Instructions to follow => Extract the complete data exactly as given.

Records supplied =>
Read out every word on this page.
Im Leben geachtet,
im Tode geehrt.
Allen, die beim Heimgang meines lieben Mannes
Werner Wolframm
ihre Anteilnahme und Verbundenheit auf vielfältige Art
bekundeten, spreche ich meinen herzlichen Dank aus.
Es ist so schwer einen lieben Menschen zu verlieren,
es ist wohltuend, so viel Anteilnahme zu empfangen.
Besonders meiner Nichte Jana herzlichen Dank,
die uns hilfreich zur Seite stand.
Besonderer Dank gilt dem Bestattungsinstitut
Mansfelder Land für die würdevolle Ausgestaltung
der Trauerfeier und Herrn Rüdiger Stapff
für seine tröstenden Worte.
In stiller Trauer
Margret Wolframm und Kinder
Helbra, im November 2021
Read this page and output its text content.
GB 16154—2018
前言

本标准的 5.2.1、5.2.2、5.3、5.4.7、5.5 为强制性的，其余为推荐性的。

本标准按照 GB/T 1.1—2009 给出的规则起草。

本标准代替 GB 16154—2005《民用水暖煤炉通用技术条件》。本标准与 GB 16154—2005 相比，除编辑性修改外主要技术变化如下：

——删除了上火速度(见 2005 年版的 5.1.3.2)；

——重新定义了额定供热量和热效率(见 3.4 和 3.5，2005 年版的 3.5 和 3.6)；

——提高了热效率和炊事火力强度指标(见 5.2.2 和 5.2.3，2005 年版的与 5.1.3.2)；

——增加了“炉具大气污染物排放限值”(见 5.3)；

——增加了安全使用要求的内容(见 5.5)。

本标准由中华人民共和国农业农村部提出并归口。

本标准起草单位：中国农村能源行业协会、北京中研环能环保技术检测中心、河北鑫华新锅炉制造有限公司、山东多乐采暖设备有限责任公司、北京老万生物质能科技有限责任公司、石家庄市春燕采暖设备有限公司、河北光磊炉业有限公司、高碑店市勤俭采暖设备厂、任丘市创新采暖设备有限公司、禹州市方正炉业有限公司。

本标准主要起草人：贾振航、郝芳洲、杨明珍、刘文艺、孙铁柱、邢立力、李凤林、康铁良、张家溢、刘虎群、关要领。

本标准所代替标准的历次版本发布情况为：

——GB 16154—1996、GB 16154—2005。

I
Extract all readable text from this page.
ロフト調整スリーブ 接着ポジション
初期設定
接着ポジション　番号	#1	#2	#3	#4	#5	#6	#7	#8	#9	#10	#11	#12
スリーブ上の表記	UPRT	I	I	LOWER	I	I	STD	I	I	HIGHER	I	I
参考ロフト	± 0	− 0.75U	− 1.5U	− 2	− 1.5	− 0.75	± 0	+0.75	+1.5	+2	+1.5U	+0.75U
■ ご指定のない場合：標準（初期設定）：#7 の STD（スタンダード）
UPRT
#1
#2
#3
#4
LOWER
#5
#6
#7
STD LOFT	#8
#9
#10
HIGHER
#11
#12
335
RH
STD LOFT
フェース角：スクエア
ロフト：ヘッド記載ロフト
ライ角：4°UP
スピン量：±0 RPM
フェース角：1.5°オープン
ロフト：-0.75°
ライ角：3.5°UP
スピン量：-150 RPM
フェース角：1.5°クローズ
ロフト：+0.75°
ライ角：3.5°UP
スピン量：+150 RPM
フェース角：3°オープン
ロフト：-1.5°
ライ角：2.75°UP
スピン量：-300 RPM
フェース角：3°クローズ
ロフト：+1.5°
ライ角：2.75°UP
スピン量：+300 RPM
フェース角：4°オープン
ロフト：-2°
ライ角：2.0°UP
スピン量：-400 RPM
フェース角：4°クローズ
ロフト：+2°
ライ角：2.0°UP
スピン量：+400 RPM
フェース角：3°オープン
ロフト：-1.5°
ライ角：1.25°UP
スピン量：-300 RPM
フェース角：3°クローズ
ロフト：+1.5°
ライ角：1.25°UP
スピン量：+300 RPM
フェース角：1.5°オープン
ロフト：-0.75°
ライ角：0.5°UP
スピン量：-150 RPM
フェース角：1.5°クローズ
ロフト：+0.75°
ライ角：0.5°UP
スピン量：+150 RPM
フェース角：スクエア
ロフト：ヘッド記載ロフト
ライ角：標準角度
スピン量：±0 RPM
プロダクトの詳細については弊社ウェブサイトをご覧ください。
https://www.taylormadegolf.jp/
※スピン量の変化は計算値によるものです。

Written reply =>
Read out every word on this page.
Im Leben geachtet,
im Tode geehrt.
Allen, die beim Heimgang meines lieben Mannes
Werner Wolframm
ihre Anteilnahme und Verbundenheit auf vielfältige Art
bekundeten, spreche ich meinen herzlichen Dank aus.
Es ist so schwer einen lieben Menschen zu verlieren,
es ist wohltuend, so viel Anteilnahme zu empfangen.
Besonders meiner Nichte Jana herzlichen Dank,
die uns hilfreich zur Seite stand.
Besonderer Dank gilt dem Bestattungsinstitut
Mansfelder Land für die würdevolle Ausgestaltung
der Trauerfeier und Herrn Rüdiger Stapff
für seine tröstenden Worte.
In stiller Trauer
Margret Wolframm und Kinder
Helbra, im November 2021
Read this page and output its text content.
GB 16154—2018
前言

本标准的 5.2.1、5.2.2、5.3、5.4.7、5.5 为强制性的，其余为推荐性的。

本标准按照 GB/T 1.1—2009 给出的规则起草。

本标准代替 GB 16154—2005《民用水暖煤炉通用技术条件》。本标准与 GB 16154—2005 相比，除编辑性修改外主要技术变化如下：

——删除了上火速度(见 2005 年版的 5.1.3.2)；

——重新定义了额定供热量和热效率(见 3.4 和 3.5，2005 年版的 3.5 和 3.6)；

——提高了热效率和炊事火力强度指标(见 5.2.2 和 5.2.3，2005 年版的与 5.1.3.2)；

——增加了“炉具大气污染物排放限值”(见 5.3)；

——增加了安全使用要求的内容(见 5.5)。

本标准由中华人民共和国农业农村部提出并归口。

本标准起草单位：中国农村能源行业协会、北京中研环能环保技术检测中心、河北鑫华新锅炉制造有限公司、山东多乐采暖设备有限责任公司、北京老万生物质能科技有限责任公司、石家庄市春燕采暖设备有限公司、河北光磊炉业有限公司、高碑店市勤俭采暖设备厂、任丘市创新采暖设备有限公司、禹州市方正炉业有限公司。

本标准主要起草人：贾振航、郝芳洲、杨明珍、刘文艺、孙铁柱、邢立力、李凤林、康铁良、张家溢、刘虎群、关要领。

本标准所代替标准的历次版本发布情况为：

——GB 16154—1996、GB 16154—2005。

I
Extract all readable text from this page.
ロフト調整スリーブ 接着ポジション
初期設定
接着ポジション　番号	#1	#2	#3	#4	#5	#6	#7	#8	#9	#10	#11	#12
スリーブ上の表記	UPRT	I	I	LOWER	I	I	STD	I	I	HIGHER	I	I
参考ロフト	± 0	− 0.75U	− 1.5U	− 2	− 1.5	− 0.75	± 0	+0.75	+1.5	+2	+1.5U	+0.75U
■ ご指定のない場合：標準（初期設定）：#7 の STD（スタンダード）
UPRT
#1
#2
#3
#4
LOWER
#5
#6
#7
STD LOFT	#8
#9
#10
HIGHER
#11
#12
335
RH
STD LOFT
フェース角：スクエア
ロフト：ヘッド記載ロフト
ライ角：4°UP
スピン量：±0 RPM
フェース角：1.5°オープン
ロフト：-0.75°
ライ角：3.5°UP
スピン量：-150 RPM
フェース角：1.5°クローズ
ロフト：+0.75°
ライ角：3.5°UP
スピン量：+150 RPM
フェース角：3°オープン
ロフト：-1.5°
ライ角：2.75°UP
スピン量：-300 RPM
フェース角：3°クローズ
ロフト：+1.5°
ライ角：2.75°UP
スピン量：+300 RPM
フェース角：4°オープン
ロフト：-2°
ライ角：2.0°UP
スピン量：-400 RPM
フェース角：4°クローズ
ロフト：+2°
ライ角：2.0°UP
スピン量：+400 RPM
フェース角：3°オープン
ロフト：-1.5°
ライ角：1.25°UP
スピン量：-300 RPM
フェース角：3°クローズ
ロフト：+1.5°
ライ角：1.25°UP
スピン量：+300 RPM
フェース角：1.5°オープン
ロフト：-0.75°
ライ角：0.5°UP
スピン量：-150 RPM
フェース角：1.5°クローズ
ロフト：+0.75°
ライ角：0.5°UP
スピン量：+150 RPM
フェース角：スクエア
ロフト：ヘッド記載ロフト
ライ角：標準角度
スピン量：±0 RPM
プロダクトの詳細については弊社ウェブサイトをご覧ください。
https://www.taylormadegolf.jp/
※スピン量の変化は計算値によるものです。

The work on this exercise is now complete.